• The problem:
Every line that contains the word "What" should be copied.
───── The data
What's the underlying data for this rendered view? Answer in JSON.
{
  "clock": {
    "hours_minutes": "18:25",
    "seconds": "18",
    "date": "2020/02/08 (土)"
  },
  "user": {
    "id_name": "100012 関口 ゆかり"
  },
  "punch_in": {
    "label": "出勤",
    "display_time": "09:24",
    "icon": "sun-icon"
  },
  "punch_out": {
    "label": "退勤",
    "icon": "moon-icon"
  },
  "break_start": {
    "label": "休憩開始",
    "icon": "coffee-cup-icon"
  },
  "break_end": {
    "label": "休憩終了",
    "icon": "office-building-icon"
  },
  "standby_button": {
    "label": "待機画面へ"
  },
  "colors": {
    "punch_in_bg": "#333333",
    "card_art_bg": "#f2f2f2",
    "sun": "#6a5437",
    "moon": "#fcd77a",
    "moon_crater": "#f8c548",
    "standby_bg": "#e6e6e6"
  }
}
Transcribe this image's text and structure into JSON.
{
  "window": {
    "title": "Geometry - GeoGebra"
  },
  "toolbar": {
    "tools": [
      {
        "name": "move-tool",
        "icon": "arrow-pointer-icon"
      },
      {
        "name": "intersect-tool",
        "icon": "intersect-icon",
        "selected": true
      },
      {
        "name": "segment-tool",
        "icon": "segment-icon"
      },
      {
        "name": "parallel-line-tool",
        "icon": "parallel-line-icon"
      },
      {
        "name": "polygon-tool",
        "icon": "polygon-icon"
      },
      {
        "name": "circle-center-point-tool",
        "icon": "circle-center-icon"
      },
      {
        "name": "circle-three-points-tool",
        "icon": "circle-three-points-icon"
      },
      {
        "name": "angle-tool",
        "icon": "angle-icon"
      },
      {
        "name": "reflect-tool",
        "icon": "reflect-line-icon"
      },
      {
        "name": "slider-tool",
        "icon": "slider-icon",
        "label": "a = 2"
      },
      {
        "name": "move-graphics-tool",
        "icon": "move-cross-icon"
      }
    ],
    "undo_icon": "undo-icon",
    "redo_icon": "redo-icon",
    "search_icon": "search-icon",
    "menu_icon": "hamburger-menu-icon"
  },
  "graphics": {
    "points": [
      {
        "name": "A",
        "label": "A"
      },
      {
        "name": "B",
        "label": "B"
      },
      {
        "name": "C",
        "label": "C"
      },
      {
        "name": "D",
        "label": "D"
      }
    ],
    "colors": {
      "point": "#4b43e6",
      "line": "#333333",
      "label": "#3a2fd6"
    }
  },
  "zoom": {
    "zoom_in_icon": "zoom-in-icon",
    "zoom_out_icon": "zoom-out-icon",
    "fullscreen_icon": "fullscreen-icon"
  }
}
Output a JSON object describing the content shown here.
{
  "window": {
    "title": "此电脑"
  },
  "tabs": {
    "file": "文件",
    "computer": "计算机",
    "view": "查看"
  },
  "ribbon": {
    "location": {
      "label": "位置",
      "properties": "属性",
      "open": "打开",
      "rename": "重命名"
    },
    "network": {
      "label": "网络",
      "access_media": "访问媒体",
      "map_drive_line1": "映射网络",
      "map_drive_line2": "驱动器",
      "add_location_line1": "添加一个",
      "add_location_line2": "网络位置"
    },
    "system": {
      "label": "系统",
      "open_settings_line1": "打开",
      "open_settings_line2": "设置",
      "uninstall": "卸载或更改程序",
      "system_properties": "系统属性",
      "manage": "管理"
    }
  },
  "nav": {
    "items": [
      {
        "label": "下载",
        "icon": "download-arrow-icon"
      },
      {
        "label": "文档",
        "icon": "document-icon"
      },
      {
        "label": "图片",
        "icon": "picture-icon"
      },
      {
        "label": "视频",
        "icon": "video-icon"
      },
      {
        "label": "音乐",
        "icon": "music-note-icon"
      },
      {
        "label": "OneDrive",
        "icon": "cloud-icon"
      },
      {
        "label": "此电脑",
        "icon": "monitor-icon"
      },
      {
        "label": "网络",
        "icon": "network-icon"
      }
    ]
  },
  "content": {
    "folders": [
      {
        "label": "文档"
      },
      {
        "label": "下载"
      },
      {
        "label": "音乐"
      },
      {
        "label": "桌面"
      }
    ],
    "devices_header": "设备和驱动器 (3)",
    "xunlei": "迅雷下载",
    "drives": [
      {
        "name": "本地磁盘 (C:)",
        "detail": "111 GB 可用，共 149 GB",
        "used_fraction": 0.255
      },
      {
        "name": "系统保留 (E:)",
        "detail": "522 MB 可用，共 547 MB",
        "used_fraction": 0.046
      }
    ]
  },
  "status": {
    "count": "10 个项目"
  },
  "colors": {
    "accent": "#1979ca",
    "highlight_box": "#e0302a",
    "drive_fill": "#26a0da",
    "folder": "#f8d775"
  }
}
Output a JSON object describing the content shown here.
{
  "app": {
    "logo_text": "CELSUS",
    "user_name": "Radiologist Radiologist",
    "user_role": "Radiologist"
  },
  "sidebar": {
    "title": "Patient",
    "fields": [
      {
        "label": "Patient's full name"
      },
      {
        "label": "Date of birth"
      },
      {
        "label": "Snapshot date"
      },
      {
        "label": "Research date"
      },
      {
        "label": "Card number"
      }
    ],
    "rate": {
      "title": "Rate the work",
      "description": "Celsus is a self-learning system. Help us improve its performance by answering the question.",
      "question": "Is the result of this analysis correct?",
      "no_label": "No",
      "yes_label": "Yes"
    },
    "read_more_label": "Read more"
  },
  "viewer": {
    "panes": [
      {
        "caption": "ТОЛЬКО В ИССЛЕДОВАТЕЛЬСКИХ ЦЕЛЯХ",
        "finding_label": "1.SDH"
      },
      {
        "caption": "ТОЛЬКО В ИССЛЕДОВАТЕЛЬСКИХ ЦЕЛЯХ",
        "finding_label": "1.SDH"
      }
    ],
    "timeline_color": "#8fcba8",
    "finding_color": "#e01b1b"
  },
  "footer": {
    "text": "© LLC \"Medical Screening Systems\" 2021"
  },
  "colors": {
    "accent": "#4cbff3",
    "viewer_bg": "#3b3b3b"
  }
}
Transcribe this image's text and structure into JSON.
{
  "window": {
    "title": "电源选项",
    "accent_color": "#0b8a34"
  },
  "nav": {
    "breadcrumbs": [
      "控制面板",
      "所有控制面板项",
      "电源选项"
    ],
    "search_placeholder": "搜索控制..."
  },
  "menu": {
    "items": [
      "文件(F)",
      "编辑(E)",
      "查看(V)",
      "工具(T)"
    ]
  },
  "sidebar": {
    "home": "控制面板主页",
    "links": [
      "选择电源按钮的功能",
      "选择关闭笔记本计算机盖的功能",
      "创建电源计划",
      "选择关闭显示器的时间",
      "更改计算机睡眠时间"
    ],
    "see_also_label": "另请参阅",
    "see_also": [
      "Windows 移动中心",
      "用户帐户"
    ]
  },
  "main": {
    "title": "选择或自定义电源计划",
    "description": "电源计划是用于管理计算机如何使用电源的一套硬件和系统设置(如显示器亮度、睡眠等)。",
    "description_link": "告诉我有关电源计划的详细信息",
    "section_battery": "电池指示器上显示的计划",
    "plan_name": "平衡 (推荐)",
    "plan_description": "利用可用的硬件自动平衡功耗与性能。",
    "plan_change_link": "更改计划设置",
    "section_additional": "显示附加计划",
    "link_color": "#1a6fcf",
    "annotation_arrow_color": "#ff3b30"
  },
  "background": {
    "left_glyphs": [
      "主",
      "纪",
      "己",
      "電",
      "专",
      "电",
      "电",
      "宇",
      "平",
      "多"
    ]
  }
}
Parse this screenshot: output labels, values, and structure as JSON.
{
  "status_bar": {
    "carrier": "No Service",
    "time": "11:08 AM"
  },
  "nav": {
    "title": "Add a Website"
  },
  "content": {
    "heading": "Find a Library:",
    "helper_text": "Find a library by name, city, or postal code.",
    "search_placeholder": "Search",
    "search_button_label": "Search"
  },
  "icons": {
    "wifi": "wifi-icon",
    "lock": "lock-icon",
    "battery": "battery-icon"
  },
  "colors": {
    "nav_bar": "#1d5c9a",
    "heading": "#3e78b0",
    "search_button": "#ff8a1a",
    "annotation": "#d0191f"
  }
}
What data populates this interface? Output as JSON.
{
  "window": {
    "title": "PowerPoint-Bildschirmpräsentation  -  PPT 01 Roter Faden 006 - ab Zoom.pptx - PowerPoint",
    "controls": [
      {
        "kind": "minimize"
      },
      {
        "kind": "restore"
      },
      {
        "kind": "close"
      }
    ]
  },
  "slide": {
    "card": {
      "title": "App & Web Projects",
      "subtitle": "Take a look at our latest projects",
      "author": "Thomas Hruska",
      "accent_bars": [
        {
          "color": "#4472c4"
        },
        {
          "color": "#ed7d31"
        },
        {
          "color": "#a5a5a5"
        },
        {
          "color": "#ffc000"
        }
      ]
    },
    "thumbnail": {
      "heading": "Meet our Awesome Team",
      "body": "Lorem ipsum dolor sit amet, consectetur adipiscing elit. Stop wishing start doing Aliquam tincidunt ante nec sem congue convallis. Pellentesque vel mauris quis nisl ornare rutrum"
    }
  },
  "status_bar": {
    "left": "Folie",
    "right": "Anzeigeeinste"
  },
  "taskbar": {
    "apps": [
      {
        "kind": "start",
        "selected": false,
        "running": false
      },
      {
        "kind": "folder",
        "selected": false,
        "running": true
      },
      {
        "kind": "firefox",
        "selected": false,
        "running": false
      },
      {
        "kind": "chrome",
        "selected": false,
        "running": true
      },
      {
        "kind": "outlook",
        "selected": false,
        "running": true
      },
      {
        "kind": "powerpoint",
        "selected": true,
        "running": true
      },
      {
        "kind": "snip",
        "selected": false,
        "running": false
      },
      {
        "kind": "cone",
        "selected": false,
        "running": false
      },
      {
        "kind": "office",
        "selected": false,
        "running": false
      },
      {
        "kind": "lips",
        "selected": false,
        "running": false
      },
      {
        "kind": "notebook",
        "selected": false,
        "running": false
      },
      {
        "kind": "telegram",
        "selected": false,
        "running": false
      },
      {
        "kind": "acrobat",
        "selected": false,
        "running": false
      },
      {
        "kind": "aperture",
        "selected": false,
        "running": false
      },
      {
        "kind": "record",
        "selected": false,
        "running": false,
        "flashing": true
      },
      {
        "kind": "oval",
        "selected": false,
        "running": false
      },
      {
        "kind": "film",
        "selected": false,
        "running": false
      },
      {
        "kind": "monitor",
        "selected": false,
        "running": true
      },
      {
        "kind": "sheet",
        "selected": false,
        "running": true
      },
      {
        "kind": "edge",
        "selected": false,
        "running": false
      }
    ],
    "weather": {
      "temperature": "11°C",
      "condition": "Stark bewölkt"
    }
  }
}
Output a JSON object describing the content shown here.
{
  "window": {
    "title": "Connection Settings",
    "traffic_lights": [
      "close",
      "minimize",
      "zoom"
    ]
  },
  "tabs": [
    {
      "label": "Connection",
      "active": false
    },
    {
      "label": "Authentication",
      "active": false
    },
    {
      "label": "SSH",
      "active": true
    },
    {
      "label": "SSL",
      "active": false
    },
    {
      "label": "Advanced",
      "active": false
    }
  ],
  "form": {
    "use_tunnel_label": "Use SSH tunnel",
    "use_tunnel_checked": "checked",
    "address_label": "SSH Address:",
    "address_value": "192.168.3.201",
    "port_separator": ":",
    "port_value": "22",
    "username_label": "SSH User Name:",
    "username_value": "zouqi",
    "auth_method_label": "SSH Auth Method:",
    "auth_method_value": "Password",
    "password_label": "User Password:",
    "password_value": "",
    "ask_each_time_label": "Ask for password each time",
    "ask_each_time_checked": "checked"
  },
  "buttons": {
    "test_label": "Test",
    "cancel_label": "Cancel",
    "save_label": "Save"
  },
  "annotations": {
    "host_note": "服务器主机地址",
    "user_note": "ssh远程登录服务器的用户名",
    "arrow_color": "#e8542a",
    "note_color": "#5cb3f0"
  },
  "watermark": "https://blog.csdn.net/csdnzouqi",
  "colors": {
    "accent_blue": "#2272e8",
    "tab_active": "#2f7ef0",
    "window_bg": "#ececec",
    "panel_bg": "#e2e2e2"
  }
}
──────────
• Response to the exercise:
What's the underlying data for this rendered view? Answer in JSON.
What data populates this interface? Output as JSON.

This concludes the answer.